AIM OF THE TASK: Send back all the data below, exactly as given.

MATERIAL TO PROCESS:

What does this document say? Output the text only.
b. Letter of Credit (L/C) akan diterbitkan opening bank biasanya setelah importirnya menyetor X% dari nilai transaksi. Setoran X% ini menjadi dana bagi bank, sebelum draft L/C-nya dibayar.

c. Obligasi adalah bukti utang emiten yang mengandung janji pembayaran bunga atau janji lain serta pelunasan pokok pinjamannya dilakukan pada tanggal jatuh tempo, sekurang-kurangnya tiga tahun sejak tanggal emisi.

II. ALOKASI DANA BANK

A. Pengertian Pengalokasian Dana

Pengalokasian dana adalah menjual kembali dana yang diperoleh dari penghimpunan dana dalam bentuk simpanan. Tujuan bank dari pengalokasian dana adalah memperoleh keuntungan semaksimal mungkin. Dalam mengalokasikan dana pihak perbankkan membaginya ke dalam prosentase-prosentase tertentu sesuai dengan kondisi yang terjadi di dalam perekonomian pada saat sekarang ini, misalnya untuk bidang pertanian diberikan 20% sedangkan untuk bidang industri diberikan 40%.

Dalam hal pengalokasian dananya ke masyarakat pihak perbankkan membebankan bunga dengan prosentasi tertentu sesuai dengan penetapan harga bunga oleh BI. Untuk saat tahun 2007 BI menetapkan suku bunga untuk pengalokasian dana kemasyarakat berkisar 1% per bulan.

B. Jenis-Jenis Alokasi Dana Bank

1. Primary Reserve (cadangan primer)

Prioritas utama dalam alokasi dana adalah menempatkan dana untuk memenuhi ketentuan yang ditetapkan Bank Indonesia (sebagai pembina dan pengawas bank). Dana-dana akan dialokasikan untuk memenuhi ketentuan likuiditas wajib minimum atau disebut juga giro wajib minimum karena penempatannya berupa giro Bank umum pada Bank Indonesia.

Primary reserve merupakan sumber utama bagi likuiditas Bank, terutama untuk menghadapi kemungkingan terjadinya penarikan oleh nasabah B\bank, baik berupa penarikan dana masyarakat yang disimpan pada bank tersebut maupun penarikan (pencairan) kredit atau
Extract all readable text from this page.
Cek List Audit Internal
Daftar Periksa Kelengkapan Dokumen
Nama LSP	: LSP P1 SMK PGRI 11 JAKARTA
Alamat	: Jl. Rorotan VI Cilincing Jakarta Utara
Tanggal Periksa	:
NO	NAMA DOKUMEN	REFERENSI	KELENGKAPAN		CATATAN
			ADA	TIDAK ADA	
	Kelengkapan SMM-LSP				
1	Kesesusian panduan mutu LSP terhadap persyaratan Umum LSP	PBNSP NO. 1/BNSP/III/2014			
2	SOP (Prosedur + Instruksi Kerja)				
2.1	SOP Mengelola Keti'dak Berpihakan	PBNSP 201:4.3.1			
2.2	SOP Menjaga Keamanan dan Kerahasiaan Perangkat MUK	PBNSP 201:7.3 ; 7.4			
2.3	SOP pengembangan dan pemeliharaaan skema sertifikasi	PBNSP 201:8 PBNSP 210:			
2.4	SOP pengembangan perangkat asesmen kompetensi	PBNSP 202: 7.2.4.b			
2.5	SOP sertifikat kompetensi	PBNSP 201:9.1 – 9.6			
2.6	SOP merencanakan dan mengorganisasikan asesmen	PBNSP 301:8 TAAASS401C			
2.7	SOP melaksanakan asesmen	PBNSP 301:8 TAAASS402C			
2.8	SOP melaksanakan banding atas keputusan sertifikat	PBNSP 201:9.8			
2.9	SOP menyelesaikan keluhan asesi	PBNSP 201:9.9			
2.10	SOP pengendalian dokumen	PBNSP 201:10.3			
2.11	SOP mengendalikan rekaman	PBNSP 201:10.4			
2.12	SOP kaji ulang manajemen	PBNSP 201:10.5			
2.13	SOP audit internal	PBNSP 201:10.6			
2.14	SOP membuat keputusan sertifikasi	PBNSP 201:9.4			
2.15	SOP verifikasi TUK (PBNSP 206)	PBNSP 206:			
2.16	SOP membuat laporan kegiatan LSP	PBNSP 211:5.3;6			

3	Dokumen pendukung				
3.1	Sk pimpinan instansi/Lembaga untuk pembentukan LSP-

WRITTEN RESPONSE:
What does this document say? Output the text only.
b. Letter of Credit (L/C) akan diterbitkan opening bank biasanya setelah importirnya menyetor X% dari nilai transaksi. Setoran X% ini menjadi dana bagi bank, sebelum draft L/C-nya dibayar.

c. Obligasi adalah bukti utang emiten yang mengandung janji pembayaran bunga atau janji lain serta pelunasan pokok pinjamannya dilakukan pada tanggal jatuh tempo, sekurang-kurangnya tiga tahun sejak tanggal emisi.

II. ALOKASI DANA BANK

A. Pengertian Pengalokasian Dana

Pengalokasian dana adalah menjual kembali dana yang diperoleh dari penghimpunan dana dalam bentuk simpanan. Tujuan bank dari pengalokasian dana adalah memperoleh keuntungan semaksimal mungkin. Dalam mengalokasikan dana pihak perbankkan membaginya ke dalam prosentase-prosentase tertentu sesuai dengan kondisi yang terjadi di dalam perekonomian pada saat sekarang ini, misalnya untuk bidang pertanian diberikan 20% sedangkan untuk bidang industri diberikan 40%.

Dalam hal pengalokasian dananya ke masyarakat pihak perbankkan membebankan bunga dengan prosentasi tertentu sesuai dengan penetapan harga bunga oleh BI. Untuk saat tahun 2007 BI menetapkan suku bunga untuk pengalokasian dana kemasyarakat berkisar 1% per bulan.

B. Jenis-Jenis Alokasi Dana Bank

1. Primary Reserve (cadangan primer)

Prioritas utama dalam alokasi dana adalah menempatkan dana untuk memenuhi ketentuan yang ditetapkan Bank Indonesia (sebagai pembina dan pengawas bank). Dana-dana akan dialokasikan untuk memenuhi ketentuan likuiditas wajib minimum atau disebut juga giro wajib minimum karena penempatannya berupa giro Bank umum pada Bank Indonesia.

Primary reserve merupakan sumber utama bagi likuiditas Bank, terutama untuk menghadapi kemungkingan terjadinya penarikan oleh nasabah B\bank, baik berupa penarikan dana masyarakat yang disimpan pada bank tersebut maupun penarikan (pencairan) kredit atau
Extract all readable text from this page.
Cek List Audit Internal
Daftar Periksa Kelengkapan Dokumen
Nama LSP	: LSP P1 SMK PGRI 11 JAKARTA
Alamat	: Jl. Rorotan VI Cilincing Jakarta Utara
Tanggal Periksa	:
NO	NAMA DOKUMEN	REFERENSI	KELENGKAPAN		CATATAN
			ADA	TIDAK ADA	
	Kelengkapan SMM-LSP				
1	Kesesusian panduan mutu LSP terhadap persyaratan Umum LSP	PBNSP NO. 1/BNSP/III/2014			
2	SOP (Prosedur + Instruksi Kerja)				
2.1	SOP Mengelola Keti'dak Berpihakan	PBNSP 201:4.3.1			
2.2	SOP Menjaga Keamanan dan Kerahasiaan Perangkat MUK	PBNSP 201:7.3 ; 7.4			
2.3	SOP pengembangan dan pemeliharaaan skema sertifikasi	PBNSP 201:8 PBNSP 210:			
2.4	SOP pengembangan perangkat asesmen kompetensi	PBNSP 202: 7.2.4.b			
2.5	SOP sertifikat kompetensi	PBNSP 201:9.1 – 9.6			
2.6	SOP merencanakan dan mengorganisasikan asesmen	PBNSP 301:8 TAAASS401C			
2.7	SOP melaksanakan asesmen	PBNSP 301:8 TAAASS402C			
2.8	SOP melaksanakan banding atas keputusan sertifikat	PBNSP 201:9.8			
2.9	SOP menyelesaikan keluhan asesi	PBNSP 201:9.9			
2.10	SOP pengendalian dokumen	PBNSP 201:10.3			
2.11	SOP mengendalikan rekaman	PBNSP 201:10.4			
2.12	SOP kaji ulang manajemen	PBNSP 201:10.5			
2.13	SOP audit internal	PBNSP 201:10.6			
2.14	SOP membuat keputusan sertifikasi	PBNSP 201:9.4			
2.15	SOP verifikasi TUK (PBNSP 206)	PBNSP 206:			
2.16	SOP membuat laporan kegiatan LSP	PBNSP 211:5.3;6			

3	Dokumen pendukung				
3.1	Sk pimpinan instansi/Lembaga untuk pembentukan LSP-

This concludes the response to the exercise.